**WRITTEN TASK:**
Reproduce all of the data below without alteration; exclude every picture.

START DATASET

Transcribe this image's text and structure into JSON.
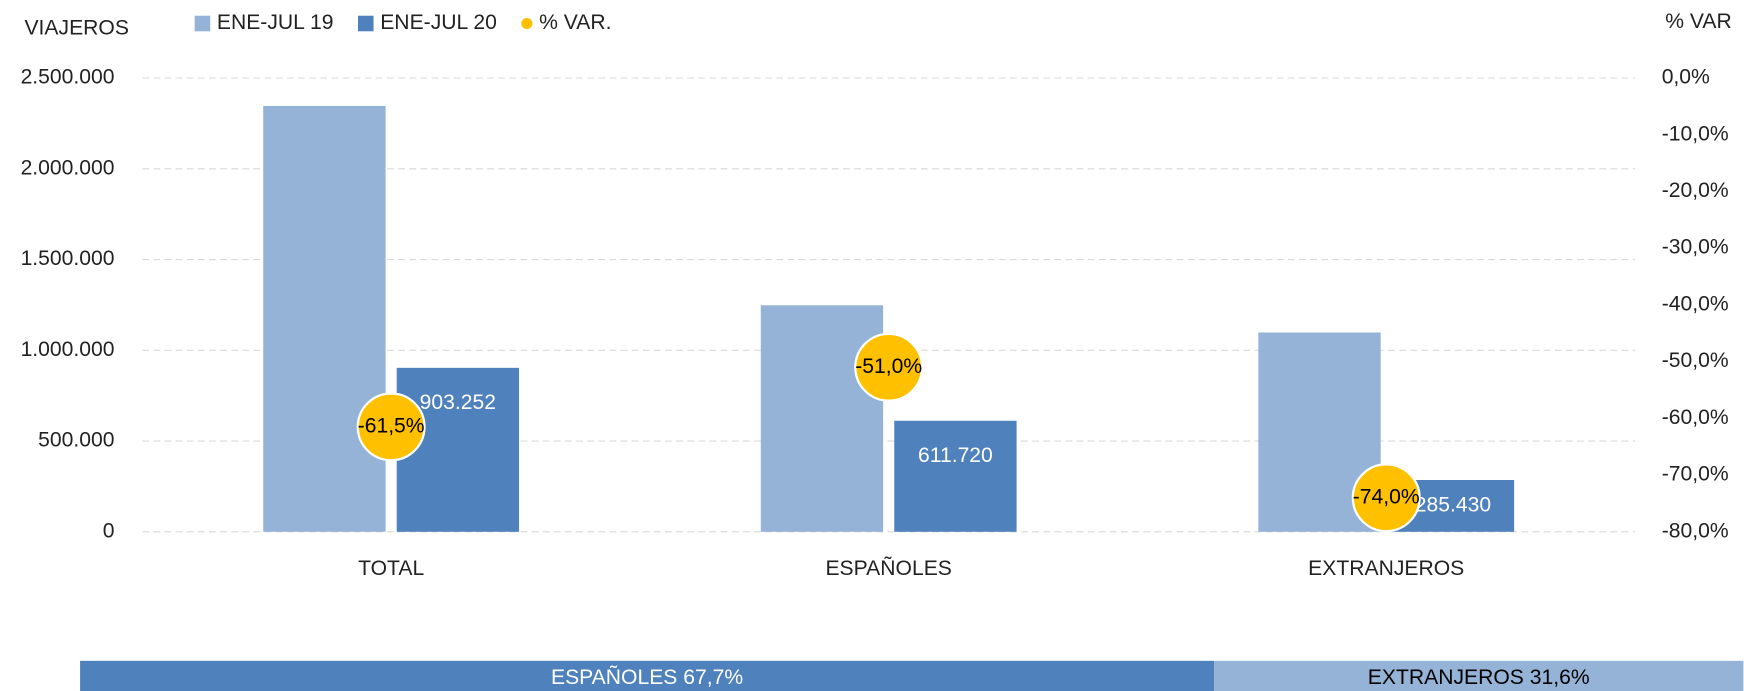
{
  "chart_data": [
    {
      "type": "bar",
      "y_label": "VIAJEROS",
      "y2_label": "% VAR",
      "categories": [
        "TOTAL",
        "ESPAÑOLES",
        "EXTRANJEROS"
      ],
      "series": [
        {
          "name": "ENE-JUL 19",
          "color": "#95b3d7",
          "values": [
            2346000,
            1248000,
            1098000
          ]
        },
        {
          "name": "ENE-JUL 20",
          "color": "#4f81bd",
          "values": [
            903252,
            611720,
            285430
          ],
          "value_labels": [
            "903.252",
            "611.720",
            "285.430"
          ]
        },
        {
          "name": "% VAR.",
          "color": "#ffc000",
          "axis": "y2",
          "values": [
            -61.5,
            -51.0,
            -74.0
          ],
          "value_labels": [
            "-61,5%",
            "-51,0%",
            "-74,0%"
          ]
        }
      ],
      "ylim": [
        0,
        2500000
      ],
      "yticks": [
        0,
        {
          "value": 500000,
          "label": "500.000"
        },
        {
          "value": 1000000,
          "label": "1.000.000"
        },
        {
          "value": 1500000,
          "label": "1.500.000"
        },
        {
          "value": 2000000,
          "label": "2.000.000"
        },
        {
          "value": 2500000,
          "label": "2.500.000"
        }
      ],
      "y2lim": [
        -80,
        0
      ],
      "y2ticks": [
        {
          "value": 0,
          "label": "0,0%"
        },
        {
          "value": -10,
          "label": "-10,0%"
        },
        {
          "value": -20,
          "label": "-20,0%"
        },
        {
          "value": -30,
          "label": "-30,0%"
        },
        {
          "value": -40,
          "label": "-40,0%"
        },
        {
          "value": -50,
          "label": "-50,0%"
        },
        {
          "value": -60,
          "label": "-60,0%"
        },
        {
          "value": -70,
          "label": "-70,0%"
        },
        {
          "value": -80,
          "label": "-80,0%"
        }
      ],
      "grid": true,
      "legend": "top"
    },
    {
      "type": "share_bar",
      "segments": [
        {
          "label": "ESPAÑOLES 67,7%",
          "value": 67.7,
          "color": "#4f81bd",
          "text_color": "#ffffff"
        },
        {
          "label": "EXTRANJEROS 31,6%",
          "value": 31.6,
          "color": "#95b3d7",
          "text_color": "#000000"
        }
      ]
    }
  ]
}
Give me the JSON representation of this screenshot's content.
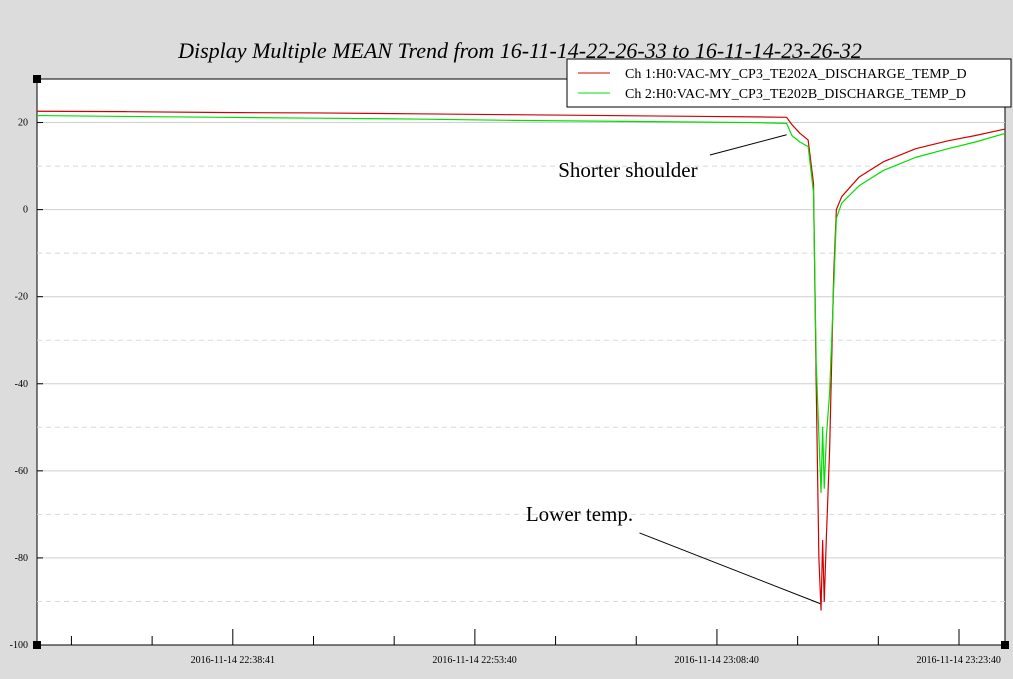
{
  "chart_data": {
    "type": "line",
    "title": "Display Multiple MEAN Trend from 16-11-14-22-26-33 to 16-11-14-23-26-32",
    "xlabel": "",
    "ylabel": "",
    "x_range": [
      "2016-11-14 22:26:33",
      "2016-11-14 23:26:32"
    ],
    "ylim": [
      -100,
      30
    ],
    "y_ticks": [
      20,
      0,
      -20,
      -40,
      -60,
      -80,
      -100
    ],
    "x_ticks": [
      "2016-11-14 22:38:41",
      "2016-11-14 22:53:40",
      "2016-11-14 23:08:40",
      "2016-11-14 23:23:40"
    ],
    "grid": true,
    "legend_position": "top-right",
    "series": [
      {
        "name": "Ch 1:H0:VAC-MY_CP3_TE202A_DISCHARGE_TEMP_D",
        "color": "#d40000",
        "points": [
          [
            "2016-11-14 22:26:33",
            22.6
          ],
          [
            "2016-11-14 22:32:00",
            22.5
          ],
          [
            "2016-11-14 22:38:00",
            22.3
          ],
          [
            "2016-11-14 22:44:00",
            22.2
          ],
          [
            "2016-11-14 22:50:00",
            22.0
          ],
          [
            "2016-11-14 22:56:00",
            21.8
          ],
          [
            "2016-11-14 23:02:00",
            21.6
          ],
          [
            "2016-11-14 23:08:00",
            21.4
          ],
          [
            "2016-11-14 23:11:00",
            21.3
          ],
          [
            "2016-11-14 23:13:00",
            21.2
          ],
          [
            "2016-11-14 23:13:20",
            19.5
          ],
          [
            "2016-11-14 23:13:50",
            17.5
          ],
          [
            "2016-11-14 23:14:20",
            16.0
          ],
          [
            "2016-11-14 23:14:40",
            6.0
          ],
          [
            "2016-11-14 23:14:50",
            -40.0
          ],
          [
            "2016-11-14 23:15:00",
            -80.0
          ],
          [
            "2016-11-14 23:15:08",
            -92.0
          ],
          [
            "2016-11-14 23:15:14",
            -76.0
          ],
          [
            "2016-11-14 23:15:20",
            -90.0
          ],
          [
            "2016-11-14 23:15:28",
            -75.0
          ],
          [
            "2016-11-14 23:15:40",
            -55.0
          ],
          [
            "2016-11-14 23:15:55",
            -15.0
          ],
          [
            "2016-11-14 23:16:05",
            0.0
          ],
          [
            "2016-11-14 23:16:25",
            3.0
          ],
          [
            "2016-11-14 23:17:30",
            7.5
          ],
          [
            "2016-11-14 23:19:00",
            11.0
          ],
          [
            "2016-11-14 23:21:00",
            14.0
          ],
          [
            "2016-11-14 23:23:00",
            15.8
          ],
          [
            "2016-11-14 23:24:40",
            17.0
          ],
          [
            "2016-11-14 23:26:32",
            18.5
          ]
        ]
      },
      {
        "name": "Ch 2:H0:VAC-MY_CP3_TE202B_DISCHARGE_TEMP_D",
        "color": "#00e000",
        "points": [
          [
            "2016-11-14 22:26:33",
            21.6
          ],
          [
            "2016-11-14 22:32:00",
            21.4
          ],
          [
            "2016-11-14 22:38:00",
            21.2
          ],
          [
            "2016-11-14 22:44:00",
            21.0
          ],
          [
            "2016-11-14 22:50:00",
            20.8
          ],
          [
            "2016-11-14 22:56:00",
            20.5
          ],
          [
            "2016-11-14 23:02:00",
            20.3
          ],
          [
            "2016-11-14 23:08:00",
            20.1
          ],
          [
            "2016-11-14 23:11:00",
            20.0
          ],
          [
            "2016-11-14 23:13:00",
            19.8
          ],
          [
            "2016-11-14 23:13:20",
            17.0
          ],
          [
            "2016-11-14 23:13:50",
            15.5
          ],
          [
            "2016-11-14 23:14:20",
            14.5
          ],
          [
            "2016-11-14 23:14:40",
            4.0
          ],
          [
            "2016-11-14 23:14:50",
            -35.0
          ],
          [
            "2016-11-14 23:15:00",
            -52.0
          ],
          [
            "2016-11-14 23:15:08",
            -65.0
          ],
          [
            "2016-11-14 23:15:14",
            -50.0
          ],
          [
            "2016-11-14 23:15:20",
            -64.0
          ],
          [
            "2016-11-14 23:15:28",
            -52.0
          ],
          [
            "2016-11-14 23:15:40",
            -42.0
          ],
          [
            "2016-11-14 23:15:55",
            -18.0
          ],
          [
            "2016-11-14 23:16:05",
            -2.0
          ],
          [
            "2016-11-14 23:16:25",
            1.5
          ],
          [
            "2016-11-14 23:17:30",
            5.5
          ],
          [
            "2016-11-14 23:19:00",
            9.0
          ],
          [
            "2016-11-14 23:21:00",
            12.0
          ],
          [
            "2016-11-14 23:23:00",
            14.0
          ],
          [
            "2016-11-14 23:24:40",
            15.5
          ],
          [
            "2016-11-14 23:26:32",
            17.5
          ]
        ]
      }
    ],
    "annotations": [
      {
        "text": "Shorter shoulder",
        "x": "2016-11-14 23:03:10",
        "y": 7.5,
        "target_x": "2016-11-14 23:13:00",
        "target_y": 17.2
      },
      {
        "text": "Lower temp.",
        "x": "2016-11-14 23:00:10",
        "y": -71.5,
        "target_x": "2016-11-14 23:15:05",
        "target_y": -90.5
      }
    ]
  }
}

END DATASET

**TASK RESPONSE:**
Transcribe this image's text and structure into JSON.
{
  "chart_data": [
    {
      "type": "bar",
      "y_label": "VIAJEROS",
      "y2_label": "% VAR",
      "categories": [
        "TOTAL",
        "ESPAÑOLES",
        "EXTRANJEROS"
      ],
      "series": [
        {
          "name": "ENE-JUL 19",
          "color": "#95b3d7",
          "values": [
            2346000,
            1248000,
            1098000
          ]
        },
        {
          "name": "ENE-JUL 20",
          "color": "#4f81bd",
          "values": [
            903252,
            611720,
            285430
          ],
          "value_labels": [
            "903.252",
            "611.720",
            "285.430"
          ]
        },
        {
          "name": "% VAR.",
          "color": "#ffc000",
          "axis": "y2",
          "values": [
            -61.5,
            -51.0,
            -74.0
          ],
          "value_labels": [
            "-61,5%",
            "-51,0%",
            "-74,0%"
          ]
        }
      ],
      "ylim": [
        0,
        2500000
      ],
      "yticks": [
        0,
        {
          "value": 500000,
          "label": "500.000"
        },
        {
          "value": 1000000,
          "label": "1.000.000"
        },
        {
          "value": 1500000,
          "label": "1.500.000"
        },
        {
          "value": 2000000,
          "label": "2.000.000"
        },
        {
          "value": 2500000,
          "label": "2.500.000"
        }
      ],
      "y2lim": [
        -80,
        0
      ],
      "y2ticks": [
        {
          "value": 0,
          "label": "0,0%"
        },
        {
          "value": -10,
          "label": "-10,0%"
        },
        {
          "value": -20,
          "label": "-20,0%"
        },
        {
          "value": -30,
          "label": "-30,0%"
        },
        {
          "value": -40,
          "label": "-40,0%"
        },
        {
          "value": -50,
          "label": "-50,0%"
        },
        {
          "value": -60,
          "label": "-60,0%"
        },
        {
          "value": -70,
          "label": "-70,0%"
        },
        {
          "value": -80,
          "label": "-80,0%"
        }
      ],
      "grid": true,
      "legend": "top"
    },
    {
      "type": "share_bar",
      "segments": [
        {
          "label": "ESPAÑOLES 67,7%",
          "value": 67.7,
          "color": "#4f81bd",
          "text_color": "#ffffff"
        },
        {
          "label": "EXTRANJEROS 31,6%",
          "value": 31.6,
          "color": "#95b3d7",
          "text_color": "#000000"
        }
      ]
    }
  ]
}
Give me the JSON representation of this screenshot's content.
{
  "chart_data": {
    "type": "line",
    "title": "Display Multiple MEAN Trend from 16-11-14-22-26-33 to 16-11-14-23-26-32",
    "xlabel": "",
    "ylabel": "",
    "x_range": [
      "2016-11-14 22:26:33",
      "2016-11-14 23:26:32"
    ],
    "ylim": [
      -100,
      30
    ],
    "y_ticks": [
      20,
      0,
      -20,
      -40,
      -60,
      -80,
      -100
    ],
    "x_ticks": [
      "2016-11-14 22:38:41",
      "2016-11-14 22:53:40",
      "2016-11-14 23:08:40",
      "2016-11-14 23:23:40"
    ],
    "grid": true,
    "legend_position": "top-right",
    "series": [
      {
        "name": "Ch 1:H0:VAC-MY_CP3_TE202A_DISCHARGE_TEMP_D",
        "color": "#d40000",
        "points": [
          [
            "2016-11-14 22:26:33",
            22.6
          ],
          [
            "2016-11-14 22:32:00",
            22.5
          ],
          [
            "2016-11-14 22:38:00",
            22.3
          ],
          [
            "2016-11-14 22:44:00",
            22.2
          ],
          [
            "2016-11-14 22:50:00",
            22.0
          ],
          [
            "2016-11-14 22:56:00",
            21.8
          ],
          [
            "2016-11-14 23:02:00",
            21.6
          ],
          [
            "2016-11-14 23:08:00",
            21.4
          ],
          [
            "2016-11-14 23:11:00",
            21.3
          ],
          [
            "2016-11-14 23:13:00",
            21.2
          ],
          [
            "2016-11-14 23:13:20",
            19.5
          ],
          [
            "2016-11-14 23:13:50",
            17.5
          ],
          [
            "2016-11-14 23:14:20",
            16.0
          ],
          [
            "2016-11-14 23:14:40",
            6.0
          ],
          [
            "2016-11-14 23:14:50",
            -40.0
          ],
          [
            "2016-11-14 23:15:00",
            -80.0
          ],
          [
            "2016-11-14 23:15:08",
            -92.0
          ],
          [
            "2016-11-14 23:15:14",
            -76.0
          ],
          [
            "2016-11-14 23:15:20",
            -90.0
          ],
          [
            "2016-11-14 23:15:28",
            -75.0
          ],
          [
            "2016-11-14 23:15:40",
            -55.0
          ],
          [
            "2016-11-14 23:15:55",
            -15.0
          ],
          [
            "2016-11-14 23:16:05",
            0.0
          ],
          [
            "2016-11-14 23:16:25",
            3.0
          ],
          [
            "2016-11-14 23:17:30",
            7.5
          ],
          [
            "2016-11-14 23:19:00",
            11.0
          ],
          [
            "2016-11-14 23:21:00",
            14.0
          ],
          [
            "2016-11-14 23:23:00",
            15.8
          ],
          [
            "2016-11-14 23:24:40",
            17.0
          ],
          [
            "2016-11-14 23:26:32",
            18.5
          ]
        ]
      },
      {
        "name": "Ch 2:H0:VAC-MY_CP3_TE202B_DISCHARGE_TEMP_D",
        "color": "#00e000",
        "points": [
          [
            "2016-11-14 22:26:33",
            21.6
          ],
          [
            "2016-11-14 22:32:00",
            21.4
          ],
          [
            "2016-11-14 22:38:00",
            21.2
          ],
          [
            "2016-11-14 22:44:00",
            21.0
          ],
          [
            "2016-11-14 22:50:00",
            20.8
          ],
          [
            "2016-11-14 22:56:00",
            20.5
          ],
          [
            "2016-11-14 23:02:00",
            20.3
          ],
          [
            "2016-11-14 23:08:00",
            20.1
          ],
          [
            "2016-11-14 23:11:00",
            20.0
          ],
          [
            "2016-11-14 23:13:00",
            19.8
          ],
          [
            "2016-11-14 23:13:20",
            17.0
          ],
          [
            "2016-11-14 23:13:50",
            15.5
          ],
          [
            "2016-11-14 23:14:20",
            14.5
          ],
          [
            "2016-11-14 23:14:40",
            4.0
          ],
          [
            "2016-11-14 23:14:50",
            -35.0
          ],
          [
            "2016-11-14 23:15:00",
            -52.0
          ],
          [
            "2016-11-14 23:15:08",
            -65.0
          ],
          [
            "2016-11-14 23:15:14",
            -50.0
          ],
          [
            "2016-11-14 23:15:20",
            -64.0
          ],
          [
            "2016-11-14 23:15:28",
            -52.0
          ],
          [
            "2016-11-14 23:15:40",
            -42.0
          ],
          [
            "2016-11-14 23:15:55",
            -18.0
          ],
          [
            "2016-11-14 23:16:05",
            -2.0
          ],
          [
            "2016-11-14 23:16:25",
            1.5
          ],
          [
            "2016-11-14 23:17:30",
            5.5
          ],
          [
            "2016-11-14 23:19:00",
            9.0
          ],
          [
            "2016-11-14 23:21:00",
            12.0
          ],
          [
            "2016-11-14 23:23:00",
            14.0
          ],
          [
            "2016-11-14 23:24:40",
            15.5
          ],
          [
            "2016-11-14 23:26:32",
            17.5
          ]
        ]
      }
    ],
    "annotations": [
      {
        "text": "Shorter shoulder",
        "x": "2016-11-14 23:03:10",
        "y": 7.5,
        "target_x": "2016-11-14 23:13:00",
        "target_y": 17.2
      },
      {
        "text": "Lower temp.",
        "x": "2016-11-14 23:00:10",
        "y": -71.5,
        "target_x": "2016-11-14 23:15:05",
        "target_y": -90.5
      }
    ]
  }
}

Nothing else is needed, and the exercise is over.